▶ _TEXT PROVIDED_
----------

Veloso was born in Santo Amaro da Purificação, Bahia, the fifth of the seven children born to José Teles Veloso ("Seu Zeca") (1901-1983) and Claudionor Viana Teles Veloso ("Dona Canô") (1907-). He chose the name for his baby sister, Maria Bethânia (Veloso's parents's sixth child), named after a famous song of the time (18 June, 1946) by Nelson Gonçalves. Maria Bethânia preceded him to fame as an important singer in the mid-1960s and she was the first to present Veloso's compositions to the public.

Veloso’s homeland, Bahia, has a decisive role in Veloso’s music. He praises Bahia for its importance in Brazil’s colonial period—when the Portuguese first came— as well as for Bahia’s contribution to Brazilian music. This place is influenced by African rhythms and has a unique way to perform carnival.

He began his career singing Latin pop with a bossa nova edge, and he has cited his greatest musical influences from his early period as João Gilberto and Dorival Caymmi. (João Gilberto would say later about Caetano's contribution that it added an intellectual dimension to Brazilian popular music.) With such musical collaborators Gilberto Gil, Gal Costa, Tom Zé, and Os Mutantes, and a strong influence of the later work of The Beatles, Veloso developed Tropicalismo, which fused Brazilian pop with rock and roll and avant garde music resulting in a more international, psychedelic, and socially aware sound. Even though Tropicalismo was controversial among traditional critics, this album introduced to “MPB (Música Popular Brasileira)” new elements for making music with an eclectic style .

----------

▶ _EXTRACTED INFORMATION_
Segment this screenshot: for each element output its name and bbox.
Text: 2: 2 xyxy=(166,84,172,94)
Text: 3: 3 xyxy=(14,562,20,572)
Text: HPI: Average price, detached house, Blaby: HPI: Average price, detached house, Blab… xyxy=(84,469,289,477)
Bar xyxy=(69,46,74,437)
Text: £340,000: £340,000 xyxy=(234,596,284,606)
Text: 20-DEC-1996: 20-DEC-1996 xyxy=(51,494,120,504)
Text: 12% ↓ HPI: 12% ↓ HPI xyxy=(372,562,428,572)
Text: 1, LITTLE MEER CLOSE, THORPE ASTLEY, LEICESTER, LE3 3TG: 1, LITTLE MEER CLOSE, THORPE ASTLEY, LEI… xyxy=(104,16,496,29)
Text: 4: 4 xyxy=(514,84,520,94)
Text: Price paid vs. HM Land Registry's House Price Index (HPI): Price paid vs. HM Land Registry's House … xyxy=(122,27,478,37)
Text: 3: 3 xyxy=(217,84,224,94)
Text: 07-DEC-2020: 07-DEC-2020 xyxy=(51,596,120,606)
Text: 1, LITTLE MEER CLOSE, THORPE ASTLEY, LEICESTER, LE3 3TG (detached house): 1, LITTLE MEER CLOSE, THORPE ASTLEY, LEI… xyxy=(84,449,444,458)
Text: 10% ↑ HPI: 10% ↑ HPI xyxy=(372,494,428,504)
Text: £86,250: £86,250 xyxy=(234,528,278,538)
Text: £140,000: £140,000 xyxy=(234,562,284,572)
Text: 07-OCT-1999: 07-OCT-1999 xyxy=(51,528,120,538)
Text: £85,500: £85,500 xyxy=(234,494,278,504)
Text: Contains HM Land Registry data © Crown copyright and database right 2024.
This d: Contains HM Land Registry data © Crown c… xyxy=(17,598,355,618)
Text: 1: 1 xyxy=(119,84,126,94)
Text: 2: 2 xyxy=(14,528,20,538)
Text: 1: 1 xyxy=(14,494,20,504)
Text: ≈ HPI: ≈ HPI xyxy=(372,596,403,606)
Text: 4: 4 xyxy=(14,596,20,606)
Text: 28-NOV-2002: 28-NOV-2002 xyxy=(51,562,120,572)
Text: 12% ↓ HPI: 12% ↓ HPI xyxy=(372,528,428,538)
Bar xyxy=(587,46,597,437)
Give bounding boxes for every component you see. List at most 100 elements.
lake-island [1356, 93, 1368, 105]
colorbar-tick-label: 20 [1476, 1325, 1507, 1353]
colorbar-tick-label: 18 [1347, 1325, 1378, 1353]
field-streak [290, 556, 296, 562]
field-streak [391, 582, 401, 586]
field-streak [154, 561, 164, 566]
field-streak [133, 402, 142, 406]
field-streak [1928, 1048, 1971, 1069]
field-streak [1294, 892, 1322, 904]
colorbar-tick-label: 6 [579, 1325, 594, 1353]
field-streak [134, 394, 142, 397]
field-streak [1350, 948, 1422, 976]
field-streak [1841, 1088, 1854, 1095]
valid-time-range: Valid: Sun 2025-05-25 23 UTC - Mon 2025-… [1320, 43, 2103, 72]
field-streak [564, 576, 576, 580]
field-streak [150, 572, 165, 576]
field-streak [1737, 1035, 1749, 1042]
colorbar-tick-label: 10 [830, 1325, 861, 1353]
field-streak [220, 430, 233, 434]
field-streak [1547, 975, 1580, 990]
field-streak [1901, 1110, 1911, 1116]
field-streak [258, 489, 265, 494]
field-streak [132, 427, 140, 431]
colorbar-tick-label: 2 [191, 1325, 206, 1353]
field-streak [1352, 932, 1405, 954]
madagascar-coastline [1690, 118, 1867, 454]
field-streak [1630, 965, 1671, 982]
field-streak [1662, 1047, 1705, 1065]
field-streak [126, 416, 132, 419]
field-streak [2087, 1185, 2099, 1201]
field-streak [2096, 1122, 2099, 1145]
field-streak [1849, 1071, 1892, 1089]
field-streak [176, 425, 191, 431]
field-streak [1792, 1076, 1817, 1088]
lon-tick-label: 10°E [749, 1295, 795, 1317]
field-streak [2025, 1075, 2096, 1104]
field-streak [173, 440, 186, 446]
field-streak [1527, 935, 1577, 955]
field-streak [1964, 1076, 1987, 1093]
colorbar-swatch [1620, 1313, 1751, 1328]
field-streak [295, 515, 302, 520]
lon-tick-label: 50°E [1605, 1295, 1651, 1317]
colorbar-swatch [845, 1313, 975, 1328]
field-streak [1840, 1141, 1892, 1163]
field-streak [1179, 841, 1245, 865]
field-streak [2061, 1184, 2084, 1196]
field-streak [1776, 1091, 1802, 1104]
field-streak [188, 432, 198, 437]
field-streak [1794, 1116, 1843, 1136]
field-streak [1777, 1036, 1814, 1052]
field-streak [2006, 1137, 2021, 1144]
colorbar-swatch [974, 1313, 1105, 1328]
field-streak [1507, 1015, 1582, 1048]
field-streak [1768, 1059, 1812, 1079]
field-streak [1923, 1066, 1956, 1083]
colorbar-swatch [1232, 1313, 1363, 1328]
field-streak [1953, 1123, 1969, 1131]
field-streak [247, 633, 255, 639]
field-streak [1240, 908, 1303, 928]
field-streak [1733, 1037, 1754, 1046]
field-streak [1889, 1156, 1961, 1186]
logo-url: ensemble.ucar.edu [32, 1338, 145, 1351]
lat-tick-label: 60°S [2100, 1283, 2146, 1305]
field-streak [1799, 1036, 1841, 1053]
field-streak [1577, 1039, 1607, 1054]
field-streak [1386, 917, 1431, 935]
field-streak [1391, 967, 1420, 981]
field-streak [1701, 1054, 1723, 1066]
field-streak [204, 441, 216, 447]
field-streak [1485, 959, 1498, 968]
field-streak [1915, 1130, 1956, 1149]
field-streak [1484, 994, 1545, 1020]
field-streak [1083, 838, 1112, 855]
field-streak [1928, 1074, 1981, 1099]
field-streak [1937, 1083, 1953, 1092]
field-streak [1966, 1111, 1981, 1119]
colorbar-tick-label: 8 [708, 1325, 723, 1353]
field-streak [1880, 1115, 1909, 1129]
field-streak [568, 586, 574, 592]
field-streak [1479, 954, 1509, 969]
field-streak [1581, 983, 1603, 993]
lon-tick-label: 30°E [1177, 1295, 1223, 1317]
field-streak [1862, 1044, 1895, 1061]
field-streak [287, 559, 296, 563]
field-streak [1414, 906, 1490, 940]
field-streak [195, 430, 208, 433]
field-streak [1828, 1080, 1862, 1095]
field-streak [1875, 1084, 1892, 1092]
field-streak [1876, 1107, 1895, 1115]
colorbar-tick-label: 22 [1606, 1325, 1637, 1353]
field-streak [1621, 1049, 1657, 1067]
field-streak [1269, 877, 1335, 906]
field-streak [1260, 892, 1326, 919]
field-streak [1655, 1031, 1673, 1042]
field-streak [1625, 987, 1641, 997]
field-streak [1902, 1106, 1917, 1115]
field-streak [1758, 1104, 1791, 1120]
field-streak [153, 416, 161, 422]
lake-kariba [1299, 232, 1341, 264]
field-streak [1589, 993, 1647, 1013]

----------

▶ _PROBLEMS_
1. Update the passage on Veloso by restating it from "Veloso was born" up to and including "to perform carnival.", with "homeland" changed to "native state" each time it occurs.
2. According to the passage on Veloso, which two musicians does he cite as his greatest musical influences from his early period?

▶ _SOLUTIONS TO THE EXERCISE_
1.
Veloso was born in Santo Amaro da Purificação, Bahia, the fifth of the seven children born to José Teles Veloso ("Seu Zeca") (1901-1983) and Claudionor Viana Teles Veloso ("Dona Canô") (1907-). He chose the name for his baby sister, Maria Bethânia (Veloso's parents's sixth child), named after a famous song of the time (18 June, 1946) by Nelson Gonçalves. Maria Bethânia preceded him to fame as an important singer in the mid-1960s and she was the first to present Veloso's compositions to the public.

Veloso’s native state, Bahia, has a decisive role in Veloso’s music. He praises Bahia for its importance in Brazil’s colonial period—when the Portuguese first came— as well as for Bahia’s contribution to Brazilian music. This place is influenced by African rhythms and has a unique way to perform carnival.

2. João Gilberto and Dorival Caymmi.